### Work task
Search the material for the string "priser", then return every line where it is found.

___ Records shown

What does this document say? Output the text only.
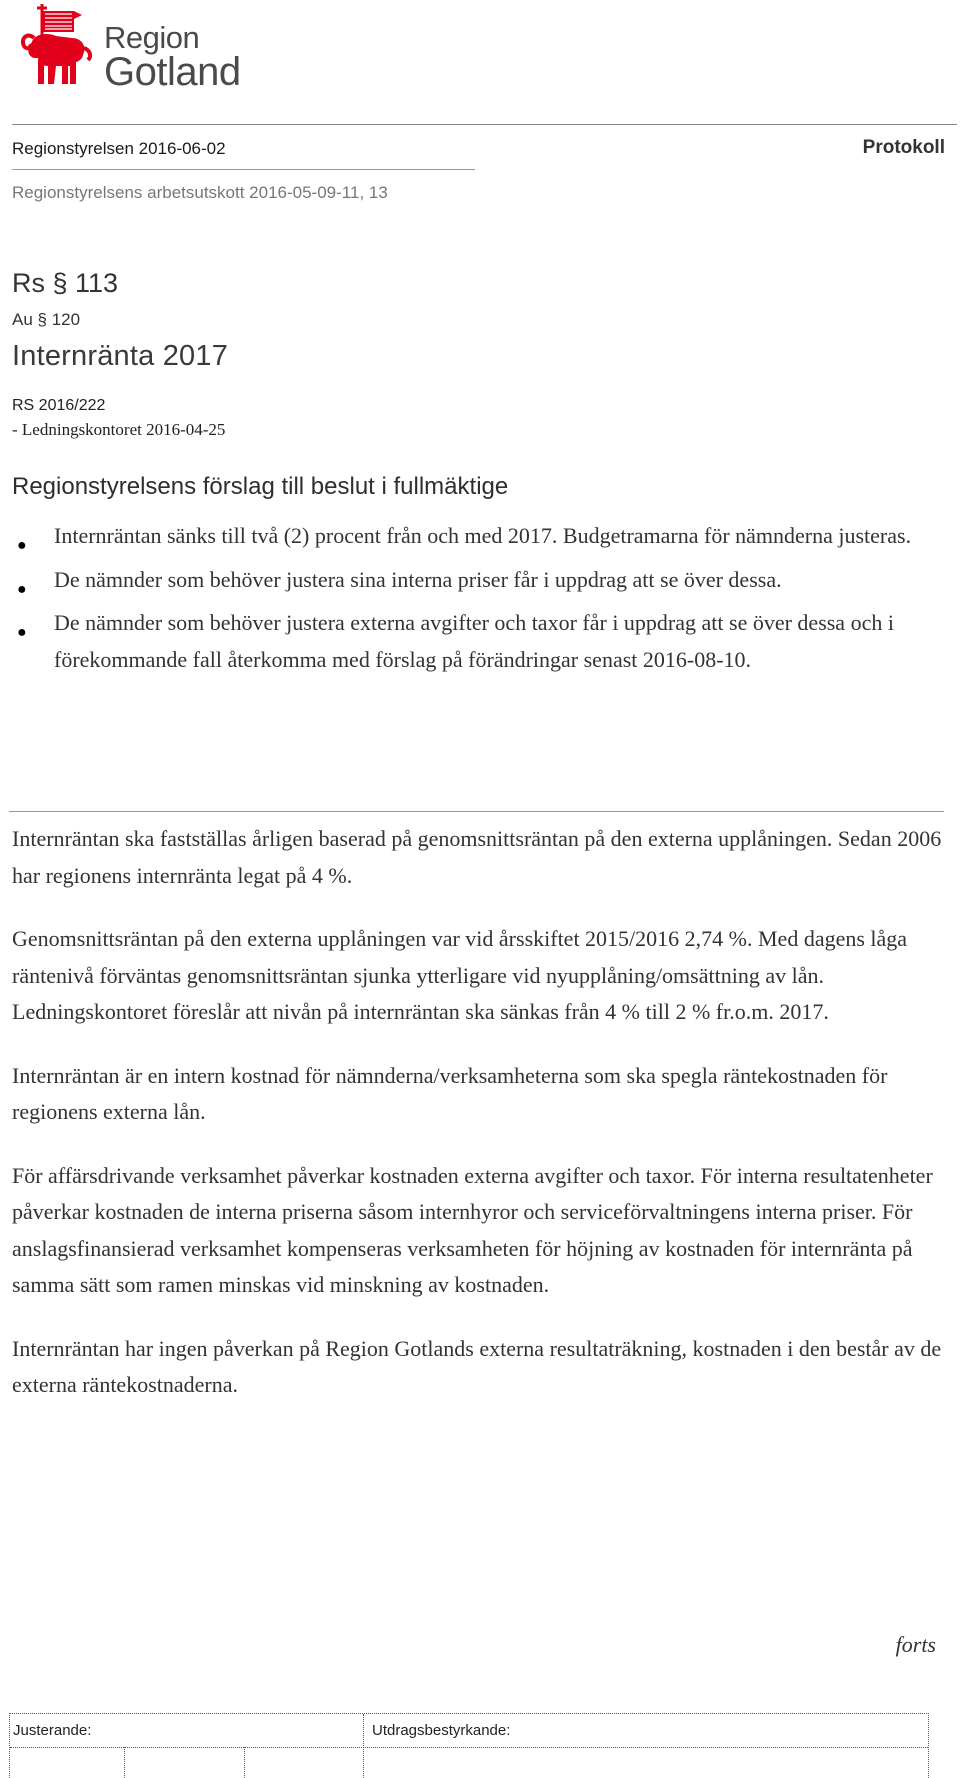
Region
Gotland
Regionstyrelsen 2016-06-02	Protokoll
Regionstyrelsens arbetsutskott 2016-05-09-11, 13
Rs § 113
Au § 120
Internränta 2017
RS 2016/222
- Ledningskontoret 2016-04-25
Regionstyrelsens förslag till beslut i fullmäktige
● Internräntan sänks till två (2) procent från och med 2017. Budgetramarna för nämnderna justeras.
● De nämnder som behöver justera sina interna priser får i uppdrag att se över dessa.
● De nämnder som behöver justera externa avgifter och taxor får i uppdrag att se över dessa och i förekommande fall återkomma med förslag på förändringar senast 2016-08-10.

Internräntan ska fastställas årligen baserad på genomsnittsräntan på den externa upplåningen. Sedan 2006 har regionens internränta legat på 4 %.

Genomsnittsräntan på den externa upplåningen var vid årsskiftet 2015/2016 2,74 %. Med dagens låga räntenivå förväntas genomsnittsräntan sjunka ytterligare vid nyupplåning/omsättning av lån. Ledningskontoret föreslår att nivån på internräntan ska sänkas från 4 % till 2 % fr.o.m. 2017.

Internräntan är en intern kostnad för nämnderna/verksamheterna som ska spegla räntekostnaden för regionens externa lån.

För affärsdrivande verksamhet påverkar kostnaden externa avgifter och taxor. För interna resultatenheter påverkar kostnaden de interna priserna såsom internhyror och serviceförvaltningens interna priser. För anslagsfinansierad verksamhet kompenseras verksamheten för höjning av kostnaden för internränta på samma sätt som ramen minskas vid minskning av kostnaden.

Internräntan har ingen påverkan på Region Gotlands externa resultaträkning, kostnaden i den består av de externa räntekostnaderna.

forts
Justerande:	Utdragsbestyrkande:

______

### Reply
● De nämnder som behöver justera sina interna priser får i uppdrag att se över dessa.
För affärsdrivande verksamhet påverkar kostnaden externa avgifter och taxor. För interna resultatenheter påverkar kostnaden de interna priserna såsom internhyror och serviceförvaltningens interna priser. För anslagsfinansierad verksamhet kompenseras verksamheten för höjning av kostnaden för internränta på samma sätt som ramen minskas vid minskning av kostnaden.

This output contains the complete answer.